### GIVEN INSTRUCTION
An exact reproduction of the records is required, with all images left out.

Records
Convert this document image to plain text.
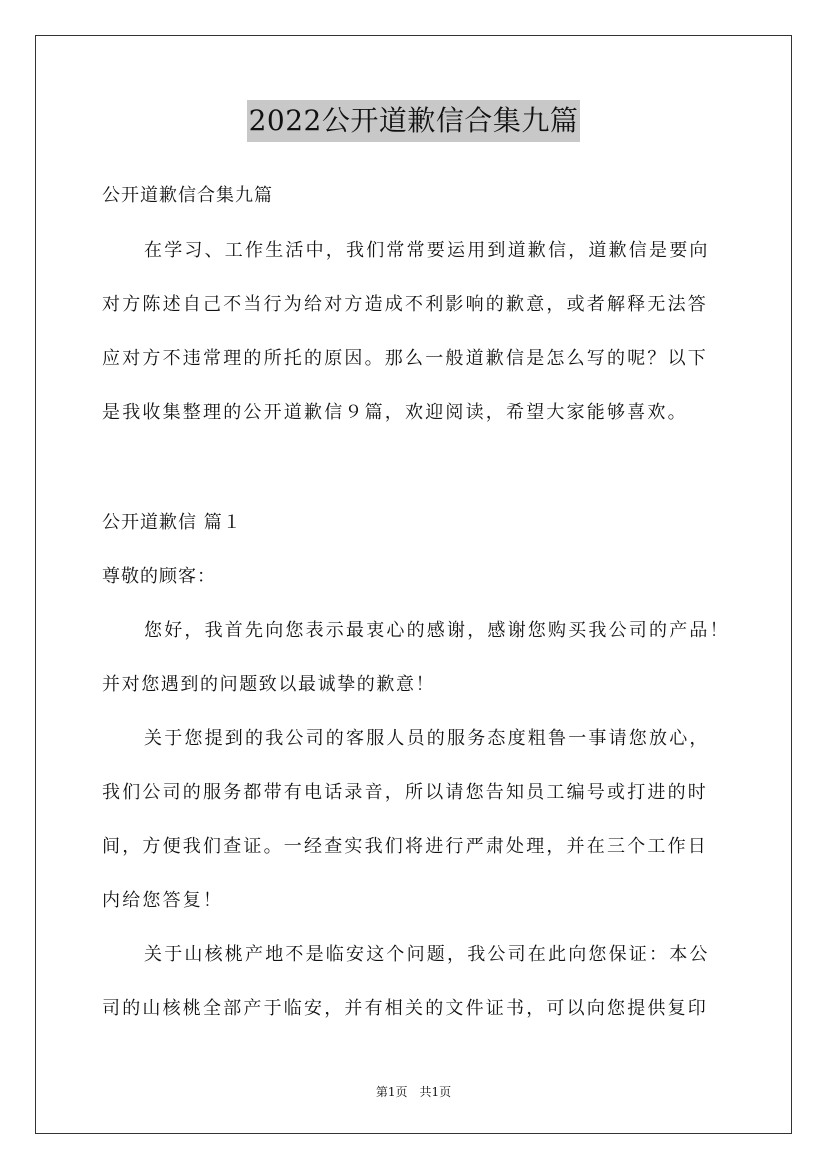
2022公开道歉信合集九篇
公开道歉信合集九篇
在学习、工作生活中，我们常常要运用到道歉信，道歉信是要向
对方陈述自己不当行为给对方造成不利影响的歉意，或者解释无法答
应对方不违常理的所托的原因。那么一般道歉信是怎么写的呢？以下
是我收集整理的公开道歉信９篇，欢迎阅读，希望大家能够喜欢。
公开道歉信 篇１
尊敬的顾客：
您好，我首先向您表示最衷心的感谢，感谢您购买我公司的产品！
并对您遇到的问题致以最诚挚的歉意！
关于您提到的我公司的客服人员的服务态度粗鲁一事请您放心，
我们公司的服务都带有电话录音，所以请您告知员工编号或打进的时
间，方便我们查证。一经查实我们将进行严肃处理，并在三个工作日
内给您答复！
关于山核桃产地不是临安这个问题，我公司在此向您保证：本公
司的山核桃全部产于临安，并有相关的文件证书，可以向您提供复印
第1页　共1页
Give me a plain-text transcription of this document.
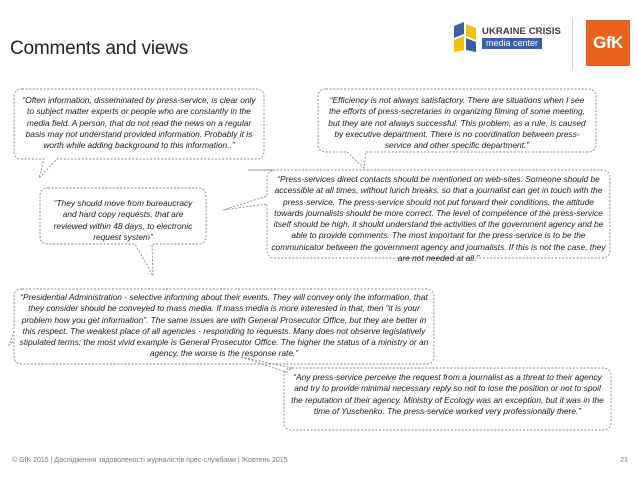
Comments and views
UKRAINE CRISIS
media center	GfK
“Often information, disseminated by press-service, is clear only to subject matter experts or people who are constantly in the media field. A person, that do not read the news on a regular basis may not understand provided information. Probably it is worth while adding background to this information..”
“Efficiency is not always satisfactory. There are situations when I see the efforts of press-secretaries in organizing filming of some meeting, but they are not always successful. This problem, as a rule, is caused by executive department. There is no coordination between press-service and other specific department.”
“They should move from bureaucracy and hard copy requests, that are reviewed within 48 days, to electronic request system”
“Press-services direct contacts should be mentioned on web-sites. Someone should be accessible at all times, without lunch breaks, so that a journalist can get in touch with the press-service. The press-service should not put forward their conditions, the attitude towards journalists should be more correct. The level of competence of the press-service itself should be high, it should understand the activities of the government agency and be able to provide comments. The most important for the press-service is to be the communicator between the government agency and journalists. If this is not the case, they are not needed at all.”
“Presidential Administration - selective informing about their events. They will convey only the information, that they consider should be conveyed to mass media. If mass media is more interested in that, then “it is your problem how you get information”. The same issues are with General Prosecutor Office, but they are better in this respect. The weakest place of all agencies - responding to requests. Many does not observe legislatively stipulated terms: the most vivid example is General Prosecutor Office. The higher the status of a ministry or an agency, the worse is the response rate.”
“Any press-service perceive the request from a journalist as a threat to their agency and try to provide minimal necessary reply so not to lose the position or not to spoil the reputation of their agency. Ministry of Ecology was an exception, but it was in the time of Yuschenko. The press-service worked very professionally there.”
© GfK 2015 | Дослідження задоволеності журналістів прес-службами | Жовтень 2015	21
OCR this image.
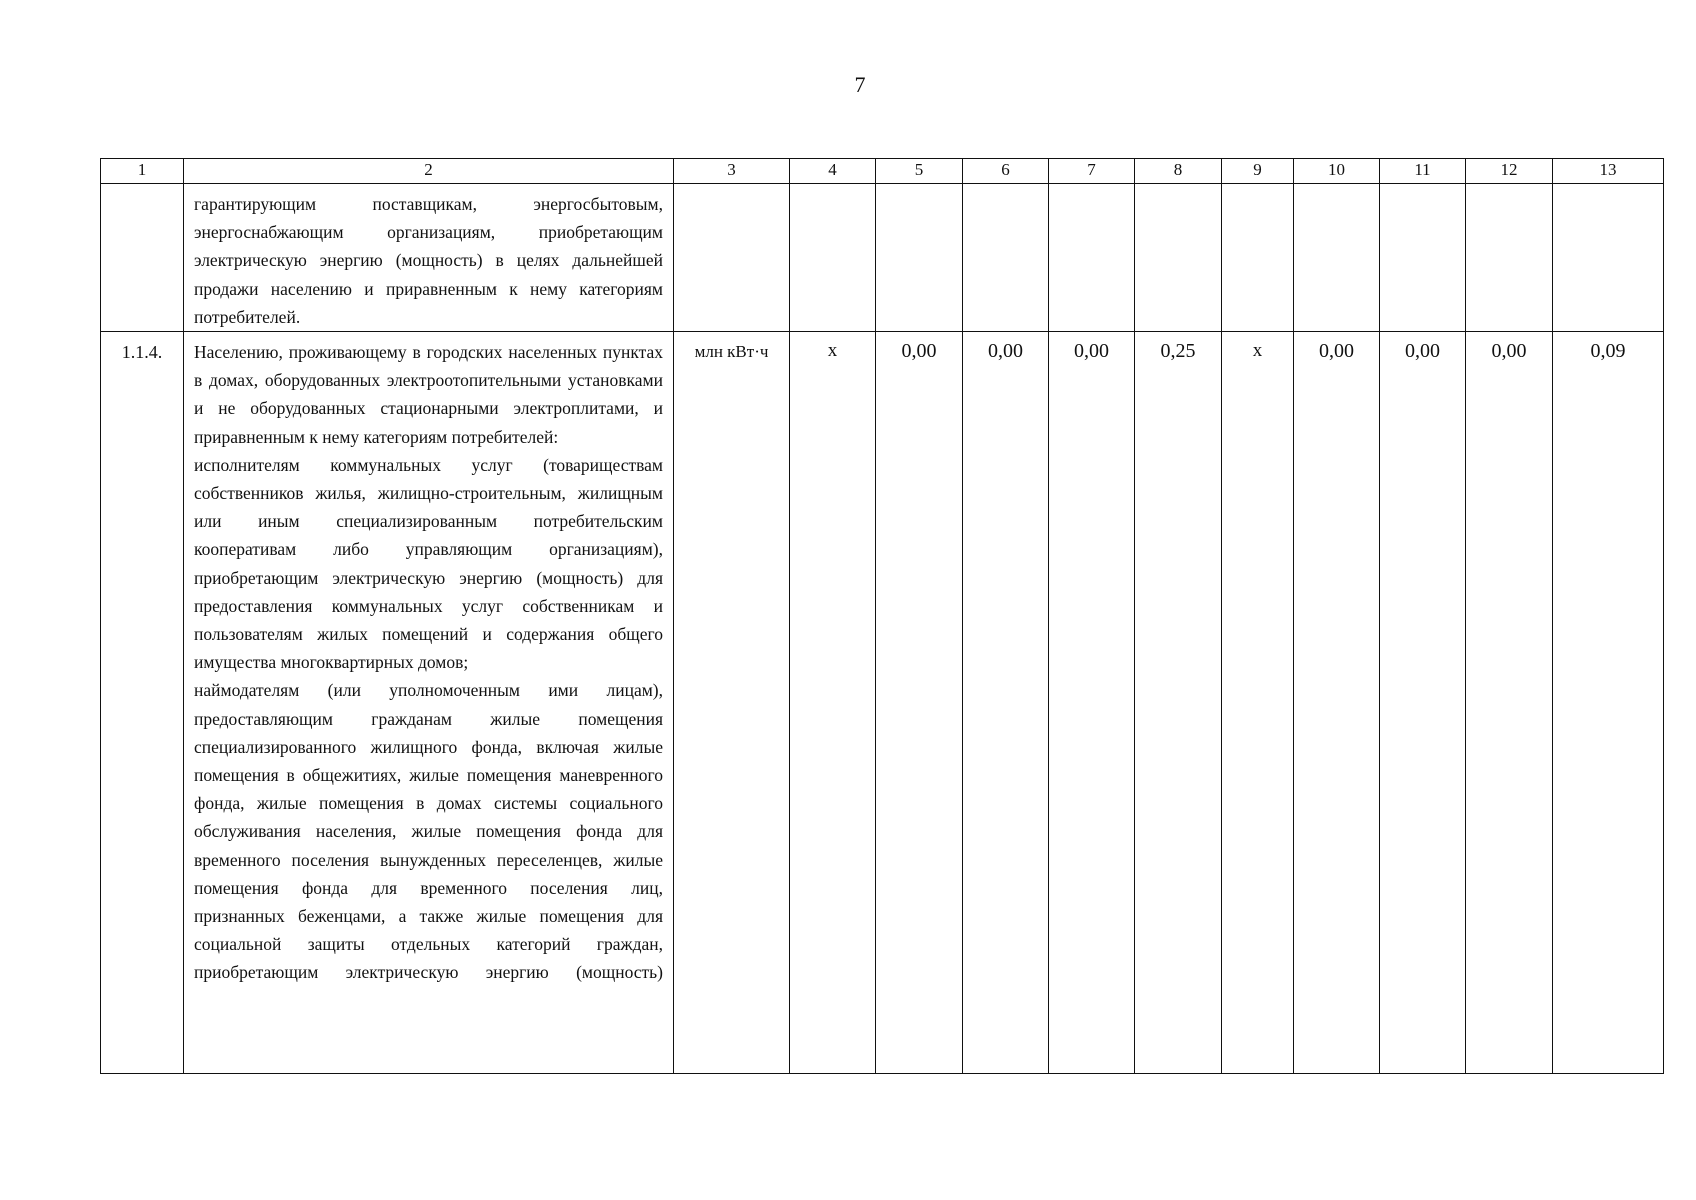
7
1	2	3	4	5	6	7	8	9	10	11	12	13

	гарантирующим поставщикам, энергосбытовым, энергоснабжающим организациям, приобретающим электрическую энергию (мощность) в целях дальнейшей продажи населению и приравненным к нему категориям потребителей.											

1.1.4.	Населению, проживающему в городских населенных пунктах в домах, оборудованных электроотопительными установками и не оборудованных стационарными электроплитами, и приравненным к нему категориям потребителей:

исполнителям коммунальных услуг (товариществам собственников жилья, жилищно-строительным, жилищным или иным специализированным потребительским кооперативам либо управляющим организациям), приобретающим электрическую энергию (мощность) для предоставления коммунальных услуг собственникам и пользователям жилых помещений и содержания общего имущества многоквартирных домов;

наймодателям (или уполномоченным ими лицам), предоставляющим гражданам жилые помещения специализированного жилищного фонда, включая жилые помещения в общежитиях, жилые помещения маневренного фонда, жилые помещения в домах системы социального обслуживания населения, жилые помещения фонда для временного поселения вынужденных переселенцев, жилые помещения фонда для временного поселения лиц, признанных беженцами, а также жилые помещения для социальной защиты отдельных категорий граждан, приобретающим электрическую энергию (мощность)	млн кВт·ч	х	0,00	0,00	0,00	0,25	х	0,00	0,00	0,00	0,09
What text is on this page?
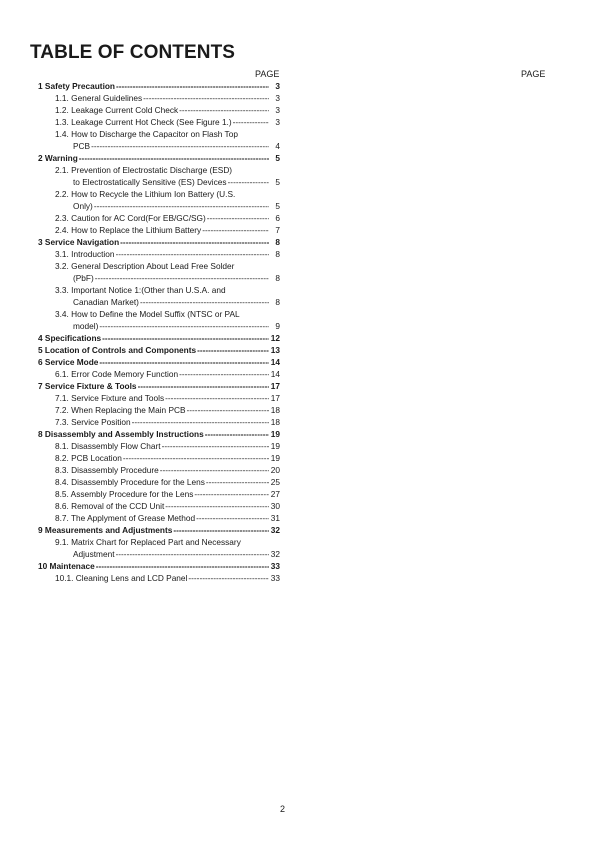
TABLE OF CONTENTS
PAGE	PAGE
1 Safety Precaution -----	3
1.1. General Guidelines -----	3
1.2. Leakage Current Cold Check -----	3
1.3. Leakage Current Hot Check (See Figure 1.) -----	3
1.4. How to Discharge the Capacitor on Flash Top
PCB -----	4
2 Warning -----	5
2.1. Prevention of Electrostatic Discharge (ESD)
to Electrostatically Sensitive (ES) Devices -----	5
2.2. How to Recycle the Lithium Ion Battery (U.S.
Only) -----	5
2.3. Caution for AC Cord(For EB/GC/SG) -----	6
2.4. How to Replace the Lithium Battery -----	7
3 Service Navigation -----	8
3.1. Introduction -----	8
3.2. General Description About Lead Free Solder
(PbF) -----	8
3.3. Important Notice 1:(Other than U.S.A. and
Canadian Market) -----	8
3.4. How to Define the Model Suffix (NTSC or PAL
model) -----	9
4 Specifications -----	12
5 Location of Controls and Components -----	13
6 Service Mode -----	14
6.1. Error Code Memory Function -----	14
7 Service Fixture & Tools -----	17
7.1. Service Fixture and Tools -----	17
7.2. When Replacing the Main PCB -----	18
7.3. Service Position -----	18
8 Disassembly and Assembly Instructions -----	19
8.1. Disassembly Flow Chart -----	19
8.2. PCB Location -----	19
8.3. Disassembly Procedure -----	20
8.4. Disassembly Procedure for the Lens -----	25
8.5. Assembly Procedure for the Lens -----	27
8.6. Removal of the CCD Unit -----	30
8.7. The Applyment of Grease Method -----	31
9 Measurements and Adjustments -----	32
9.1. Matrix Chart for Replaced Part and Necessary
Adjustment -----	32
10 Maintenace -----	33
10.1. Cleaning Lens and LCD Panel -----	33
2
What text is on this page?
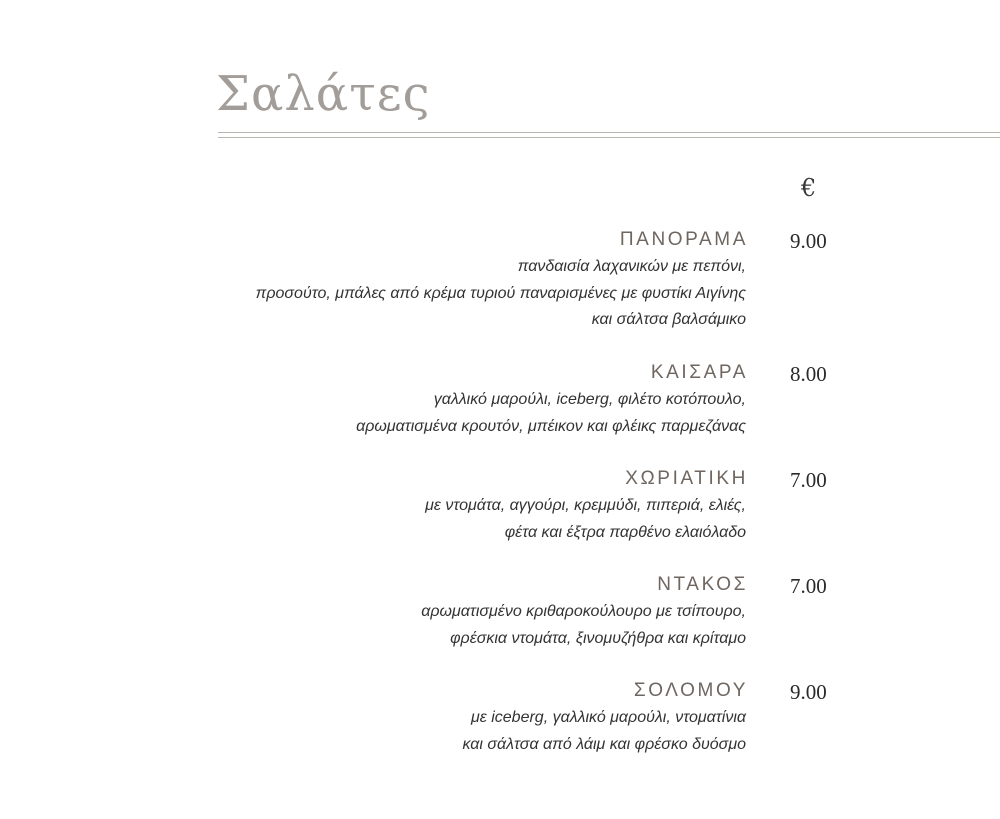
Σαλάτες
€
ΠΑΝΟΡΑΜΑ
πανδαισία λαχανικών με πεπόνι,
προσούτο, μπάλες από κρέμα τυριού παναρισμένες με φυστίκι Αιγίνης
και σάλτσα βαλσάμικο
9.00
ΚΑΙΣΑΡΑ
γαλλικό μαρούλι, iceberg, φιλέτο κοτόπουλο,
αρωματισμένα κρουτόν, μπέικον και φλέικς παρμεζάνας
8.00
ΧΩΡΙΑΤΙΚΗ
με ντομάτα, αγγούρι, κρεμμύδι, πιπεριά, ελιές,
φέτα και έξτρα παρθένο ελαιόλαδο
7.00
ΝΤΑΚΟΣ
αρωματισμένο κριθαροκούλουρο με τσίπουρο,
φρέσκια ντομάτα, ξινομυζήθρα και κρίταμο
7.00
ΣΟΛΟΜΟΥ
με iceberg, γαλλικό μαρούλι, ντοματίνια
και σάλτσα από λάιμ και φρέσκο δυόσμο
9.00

### COMPLETE OUTPUT
Convert this document image to plain text.
2022公开道歉信合集九篇
公开道歉信合集九篇
在学习、工作生活中，我们常常要运用到道歉信，道歉信是要向
对方陈述自己不当行为给对方造成不利影响的歉意，或者解释无法答
应对方不违常理的所托的原因。那么一般道歉信是怎么写的呢？以下
是我收集整理的公开道歉信９篇，欢迎阅读，希望大家能够喜欢。
公开道歉信 篇１
尊敬的顾客：
您好，我首先向您表示最衷心的感谢，感谢您购买我公司的产品！
并对您遇到的问题致以最诚挚的歉意！
关于您提到的我公司的客服人员的服务态度粗鲁一事请您放心，
我们公司的服务都带有电话录音，所以请您告知员工编号或打进的时
间，方便我们查证。一经查实我们将进行严肃处理，并在三个工作日
内给您答复！
关于山核桃产地不是临安这个问题，我公司在此向您保证：本公
司的山核桃全部产于临安，并有相关的文件证书，可以向您提供复印
第1页　共1页
Give me a plain-text transcription of this document.
Comments and views
UKRAINE CRISIS
media center	GfK
“Often information, disseminated by press-service, is clear only to subject matter experts or people who are constantly in the media field. A person, that do not read the news on a regular basis may not understand provided information. Probably it is worth while adding background to this information..”
“Efficiency is not always satisfactory. There are situations when I see the efforts of press-secretaries in organizing filming of some meeting, but they are not always successful. This problem, as a rule, is caused by executive department. There is no coordination between press-service and other specific department.”
“They should move from bureaucracy and hard copy requests, that are reviewed within 48 days, to electronic request system”
“Press-services direct contacts should be mentioned on web-sites. Someone should be accessible at all times, without lunch breaks, so that a journalist can get in touch with the press-service. The press-service should not put forward their conditions, the attitude towards journalists should be more correct. The level of competence of the press-service itself should be high, it should understand the activities of the government agency and be able to provide comments. The most important for the press-service is to be the communicator between the government agency and journalists. If this is not the case, they are not needed at all.”
“Presidential Administration - selective informing about their events. They will convey only the information, that they consider should be conveyed to mass media. If mass media is more interested in that, then “it is your problem how you get information”. The same issues are with General Prosecutor Office, but they are better in this respect. The weakest place of all agencies - responding to requests. Many does not observe legislatively stipulated terms: the most vivid example is General Prosecutor Office. The higher the status of a ministry or an agency, the worse is the response rate.”
“Any press-service perceive the request from a journalist as a threat to their agency and try to provide minimal necessary reply so not to lose the position or not to spoil the reputation of their agency. Ministry of Ecology was an exception, but it was in the time of Yuschenko. The press-service worked very professionally there.”
© GfK 2015 | Дослідження задоволеності журналістів прес-службами | Жовтень 2015	21
OCR this image.
7
1	2	3	4	5	6	7	8	9	10	11	12	13

	гарантирующим поставщикам, энергосбытовым, энергоснабжающим организациям, приобретающим электрическую энергию (мощность) в целях дальнейшей продажи населению и приравненным к нему категориям потребителей.											

1.1.4.	Населению, проживающему в городских населенных пунктах в домах, оборудованных электроотопительными установками и не оборудованных стационарными электроплитами, и приравненным к нему категориям потребителей:

исполнителям коммунальных услуг (товариществам собственников жилья, жилищно-строительным, жилищным или иным специализированным потребительским кооперативам либо управляющим организациям), приобретающим электрическую энергию (мощность) для предоставления коммунальных услуг собственникам и пользователям жилых помещений и содержания общего имущества многоквартирных домов;

наймодателям (или уполномоченным ими лицам), предоставляющим гражданам жилые помещения специализированного жилищного фонда, включая жилые помещения в общежитиях, жилые помещения маневренного фонда, жилые помещения в домах системы социального обслуживания населения, жилые помещения фонда для временного поселения вынужденных переселенцев, жилые помещения фонда для временного поселения лиц, признанных беженцами, а также жилые помещения для социальной защиты отдельных категорий граждан, приобретающим электрическую энергию (мощность)	млн кВт·ч	х	0,00	0,00	0,00	0,25	х	0,00	0,00	0,00	0,09
What text is on this page?
TABLE OF CONTENTS
PAGE	PAGE
1 Safety Precaution -----	3
1.1. General Guidelines -----	3
1.2. Leakage Current Cold Check -----	3
1.3. Leakage Current Hot Check (See Figure 1.) -----	3
1.4. How to Discharge the Capacitor on Flash Top
PCB -----	4
2 Warning -----	5
2.1. Prevention of Electrostatic Discharge (ESD)
to Electrostatically Sensitive (ES) Devices -----	5
2.2. How to Recycle the Lithium Ion Battery (U.S.
Only) -----	5
2.3. Caution for AC Cord(For EB/GC/SG) -----	6
2.4. How to Replace the Lithium Battery -----	7
3 Service Navigation -----	8
3.1. Introduction -----	8
3.2. General Description About Lead Free Solder
(PbF) -----	8
3.3. Important Notice 1:(Other than U.S.A. and
Canadian Market) -----	8
3.4. How to Define the Model Suffix (NTSC or PAL
model) -----	9
4 Specifications -----	12
5 Location of Controls and Components -----	13
6 Service Mode -----	14
6.1. Error Code Memory Function -----	14
7 Service Fixture & Tools -----	17
7.1. Service Fixture and Tools -----	17
7.2. When Replacing the Main PCB -----	18
7.3. Service Position -----	18
8 Disassembly and Assembly Instructions -----	19
8.1. Disassembly Flow Chart -----	19
8.2. PCB Location -----	19
8.3. Disassembly Procedure -----	20
8.4. Disassembly Procedure for the Lens -----	25
8.5. Assembly Procedure for the Lens -----	27
8.6. Removal of the CCD Unit -----	30
8.7. The Applyment of Grease Method -----	31
9 Measurements and Adjustments -----	32
9.1. Matrix Chart for Replaced Part and Necessary
Adjustment -----	32
10 Maintenace -----	33
10.1. Cleaning Lens and LCD Panel -----	33
2
What text is on this page?
Σαλάτες
€
ΠΑΝΟΡΑΜΑ
πανδαισία λαχανικών με πεπόνι,
προσούτο, μπάλες από κρέμα τυριού παναρισμένες με φυστίκι Αιγίνης
και σάλτσα βαλσάμικο
9.00
ΚΑΙΣΑΡΑ
γαλλικό μαρούλι, iceberg, φιλέτο κοτόπουλο,
αρωματισμένα κρουτόν, μπέικον και φλέικς παρμεζάνας
8.00
ΧΩΡΙΑΤΙΚΗ
με ντομάτα, αγγούρι, κρεμμύδι, πιπεριά, ελιές,
φέτα και έξτρα παρθένο ελαιόλαδο
7.00
ΝΤΑΚΟΣ
αρωματισμένο κριθαροκούλουρο με τσίπουρο,
φρέσκια ντομάτα, ξινομυζήθρα και κρίταμο
7.00
ΣΟΛΟΜΟΥ
με iceberg, γαλλικό μαρούλι, ντοματίνια
και σάλτσα από λάιμ και φρέσκο δυόσμο
9.00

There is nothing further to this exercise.